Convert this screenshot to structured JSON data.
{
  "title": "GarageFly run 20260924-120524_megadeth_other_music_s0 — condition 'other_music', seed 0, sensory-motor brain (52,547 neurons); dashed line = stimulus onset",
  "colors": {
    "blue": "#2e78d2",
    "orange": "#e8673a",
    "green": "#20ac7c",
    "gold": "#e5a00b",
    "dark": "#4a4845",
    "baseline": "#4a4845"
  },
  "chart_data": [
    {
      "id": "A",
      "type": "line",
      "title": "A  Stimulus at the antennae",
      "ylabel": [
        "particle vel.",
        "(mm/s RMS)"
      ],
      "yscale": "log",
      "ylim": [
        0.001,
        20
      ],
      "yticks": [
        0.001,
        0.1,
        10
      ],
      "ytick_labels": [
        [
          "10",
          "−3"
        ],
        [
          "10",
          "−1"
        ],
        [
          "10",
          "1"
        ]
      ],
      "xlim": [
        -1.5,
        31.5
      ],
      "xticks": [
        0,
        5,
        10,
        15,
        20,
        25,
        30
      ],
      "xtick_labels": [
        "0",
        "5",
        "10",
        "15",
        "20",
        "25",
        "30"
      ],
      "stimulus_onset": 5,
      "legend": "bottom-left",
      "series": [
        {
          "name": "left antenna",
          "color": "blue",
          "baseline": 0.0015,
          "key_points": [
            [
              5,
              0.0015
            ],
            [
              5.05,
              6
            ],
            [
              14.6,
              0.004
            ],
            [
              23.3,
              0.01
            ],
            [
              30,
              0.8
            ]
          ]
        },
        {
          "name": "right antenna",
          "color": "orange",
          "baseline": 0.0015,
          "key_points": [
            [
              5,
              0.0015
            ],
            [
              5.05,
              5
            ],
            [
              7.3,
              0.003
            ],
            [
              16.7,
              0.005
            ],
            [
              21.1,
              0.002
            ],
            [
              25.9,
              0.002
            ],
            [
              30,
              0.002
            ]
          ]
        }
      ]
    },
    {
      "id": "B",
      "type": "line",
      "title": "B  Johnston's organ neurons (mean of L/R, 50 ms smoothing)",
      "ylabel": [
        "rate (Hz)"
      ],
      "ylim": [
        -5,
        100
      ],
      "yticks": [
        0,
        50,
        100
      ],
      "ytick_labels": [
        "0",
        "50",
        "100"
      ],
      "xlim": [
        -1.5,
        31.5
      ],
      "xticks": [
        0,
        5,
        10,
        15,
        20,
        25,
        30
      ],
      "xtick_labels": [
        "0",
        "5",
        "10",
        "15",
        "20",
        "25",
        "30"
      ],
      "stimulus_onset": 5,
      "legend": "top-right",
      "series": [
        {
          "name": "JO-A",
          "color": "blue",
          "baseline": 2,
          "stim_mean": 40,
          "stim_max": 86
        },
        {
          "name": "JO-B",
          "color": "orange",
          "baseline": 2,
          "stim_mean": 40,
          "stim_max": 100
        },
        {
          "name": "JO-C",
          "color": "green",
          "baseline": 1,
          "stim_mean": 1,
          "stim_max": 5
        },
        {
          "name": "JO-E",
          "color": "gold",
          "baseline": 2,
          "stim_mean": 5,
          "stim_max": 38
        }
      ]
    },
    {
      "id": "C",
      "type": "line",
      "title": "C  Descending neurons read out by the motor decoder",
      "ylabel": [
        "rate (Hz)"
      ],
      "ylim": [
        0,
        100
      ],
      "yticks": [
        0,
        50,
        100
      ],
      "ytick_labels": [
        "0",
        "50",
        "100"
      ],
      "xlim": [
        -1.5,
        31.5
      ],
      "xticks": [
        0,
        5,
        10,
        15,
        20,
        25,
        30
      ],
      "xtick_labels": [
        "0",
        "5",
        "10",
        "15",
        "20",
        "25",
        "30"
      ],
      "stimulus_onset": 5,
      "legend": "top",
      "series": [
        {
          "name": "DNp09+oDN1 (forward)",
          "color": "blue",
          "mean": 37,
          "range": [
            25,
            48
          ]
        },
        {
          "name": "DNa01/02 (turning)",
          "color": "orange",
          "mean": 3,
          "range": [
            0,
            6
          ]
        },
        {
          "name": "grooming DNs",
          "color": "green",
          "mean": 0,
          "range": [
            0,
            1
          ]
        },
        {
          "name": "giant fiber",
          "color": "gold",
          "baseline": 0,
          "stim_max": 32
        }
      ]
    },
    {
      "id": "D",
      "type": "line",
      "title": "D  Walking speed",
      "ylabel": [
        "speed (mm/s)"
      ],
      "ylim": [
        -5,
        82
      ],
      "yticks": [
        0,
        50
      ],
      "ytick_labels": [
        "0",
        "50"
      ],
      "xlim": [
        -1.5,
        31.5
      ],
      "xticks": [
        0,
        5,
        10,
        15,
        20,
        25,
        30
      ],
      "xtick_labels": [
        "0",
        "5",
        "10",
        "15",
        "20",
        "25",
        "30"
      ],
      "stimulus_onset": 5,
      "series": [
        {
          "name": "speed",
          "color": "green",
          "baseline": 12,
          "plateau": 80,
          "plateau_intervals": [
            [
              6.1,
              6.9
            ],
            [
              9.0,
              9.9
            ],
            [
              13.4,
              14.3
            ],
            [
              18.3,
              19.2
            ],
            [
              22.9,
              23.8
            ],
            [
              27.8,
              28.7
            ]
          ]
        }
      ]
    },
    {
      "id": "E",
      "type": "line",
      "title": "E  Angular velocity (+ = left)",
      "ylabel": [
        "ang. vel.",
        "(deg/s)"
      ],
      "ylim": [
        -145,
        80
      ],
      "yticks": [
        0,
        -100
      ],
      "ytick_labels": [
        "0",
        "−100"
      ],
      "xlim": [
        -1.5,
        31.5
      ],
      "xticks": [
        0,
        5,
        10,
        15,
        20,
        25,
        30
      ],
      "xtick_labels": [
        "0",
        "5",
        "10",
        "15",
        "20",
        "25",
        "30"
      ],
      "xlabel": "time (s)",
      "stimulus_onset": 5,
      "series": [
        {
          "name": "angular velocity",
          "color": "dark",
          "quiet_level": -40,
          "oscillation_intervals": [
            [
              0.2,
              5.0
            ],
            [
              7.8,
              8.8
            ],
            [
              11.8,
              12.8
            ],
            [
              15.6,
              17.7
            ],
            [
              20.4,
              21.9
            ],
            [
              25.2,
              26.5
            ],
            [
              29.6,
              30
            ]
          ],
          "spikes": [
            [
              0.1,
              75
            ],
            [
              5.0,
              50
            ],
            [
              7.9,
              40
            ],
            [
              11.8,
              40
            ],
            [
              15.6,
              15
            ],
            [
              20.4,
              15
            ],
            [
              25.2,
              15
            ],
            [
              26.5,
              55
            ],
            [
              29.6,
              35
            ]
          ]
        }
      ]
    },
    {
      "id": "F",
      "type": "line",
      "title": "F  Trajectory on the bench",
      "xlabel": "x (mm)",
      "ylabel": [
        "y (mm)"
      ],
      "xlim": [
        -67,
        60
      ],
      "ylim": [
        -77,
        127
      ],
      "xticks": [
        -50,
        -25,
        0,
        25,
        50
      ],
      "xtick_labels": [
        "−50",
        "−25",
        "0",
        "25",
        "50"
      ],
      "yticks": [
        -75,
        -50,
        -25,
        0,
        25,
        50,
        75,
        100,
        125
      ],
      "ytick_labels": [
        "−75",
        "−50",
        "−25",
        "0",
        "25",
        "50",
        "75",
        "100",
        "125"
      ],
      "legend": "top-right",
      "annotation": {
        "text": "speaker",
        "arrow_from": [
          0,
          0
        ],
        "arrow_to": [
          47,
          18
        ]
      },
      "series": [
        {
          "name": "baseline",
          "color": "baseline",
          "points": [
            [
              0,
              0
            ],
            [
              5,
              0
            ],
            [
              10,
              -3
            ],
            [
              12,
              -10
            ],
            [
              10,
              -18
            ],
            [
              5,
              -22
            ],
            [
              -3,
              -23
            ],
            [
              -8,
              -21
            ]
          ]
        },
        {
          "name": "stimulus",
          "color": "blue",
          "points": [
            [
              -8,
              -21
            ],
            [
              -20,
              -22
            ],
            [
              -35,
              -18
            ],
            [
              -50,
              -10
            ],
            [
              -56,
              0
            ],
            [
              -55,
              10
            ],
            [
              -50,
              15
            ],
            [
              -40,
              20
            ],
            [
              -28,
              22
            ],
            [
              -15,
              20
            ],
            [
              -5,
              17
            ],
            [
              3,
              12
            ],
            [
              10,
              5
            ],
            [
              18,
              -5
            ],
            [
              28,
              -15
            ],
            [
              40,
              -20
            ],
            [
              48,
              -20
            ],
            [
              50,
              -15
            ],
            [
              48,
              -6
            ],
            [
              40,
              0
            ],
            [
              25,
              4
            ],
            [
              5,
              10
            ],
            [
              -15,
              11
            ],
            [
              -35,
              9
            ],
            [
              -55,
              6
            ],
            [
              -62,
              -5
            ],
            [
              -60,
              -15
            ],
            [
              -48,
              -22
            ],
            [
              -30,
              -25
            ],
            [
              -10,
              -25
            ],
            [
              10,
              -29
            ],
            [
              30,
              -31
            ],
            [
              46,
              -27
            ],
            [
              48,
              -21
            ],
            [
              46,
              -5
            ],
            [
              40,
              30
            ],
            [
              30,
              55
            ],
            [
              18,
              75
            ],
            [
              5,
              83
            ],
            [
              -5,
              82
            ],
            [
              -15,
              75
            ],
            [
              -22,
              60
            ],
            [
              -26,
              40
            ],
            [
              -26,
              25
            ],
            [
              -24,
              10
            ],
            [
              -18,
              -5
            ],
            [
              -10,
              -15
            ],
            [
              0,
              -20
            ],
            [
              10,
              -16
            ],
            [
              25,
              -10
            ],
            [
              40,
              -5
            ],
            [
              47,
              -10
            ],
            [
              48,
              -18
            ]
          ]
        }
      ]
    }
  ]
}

● ● ●

■ What the exercise asks: Show the lines that mention the word "title".

■ Solution to this task:
  "title": "GarageFly run 20260924-120524_megadeth_other_music_s0 — condition 'other_music', seed 0, sensory-motor brain (52,547 neurons); dashed line = stimulus onset",
      "title": "A  Stimulus at the antennae",
      "title": "B  Johnston's organ neurons (mean of L/R, 50 ms smoothing)",
      "title": "C  Descending neurons read out by the motor decoder",
      "title": "D  Walking speed",
      "title": "E  Angular velocity (+ = left)",
      "title": "F  Trajectory on the bench",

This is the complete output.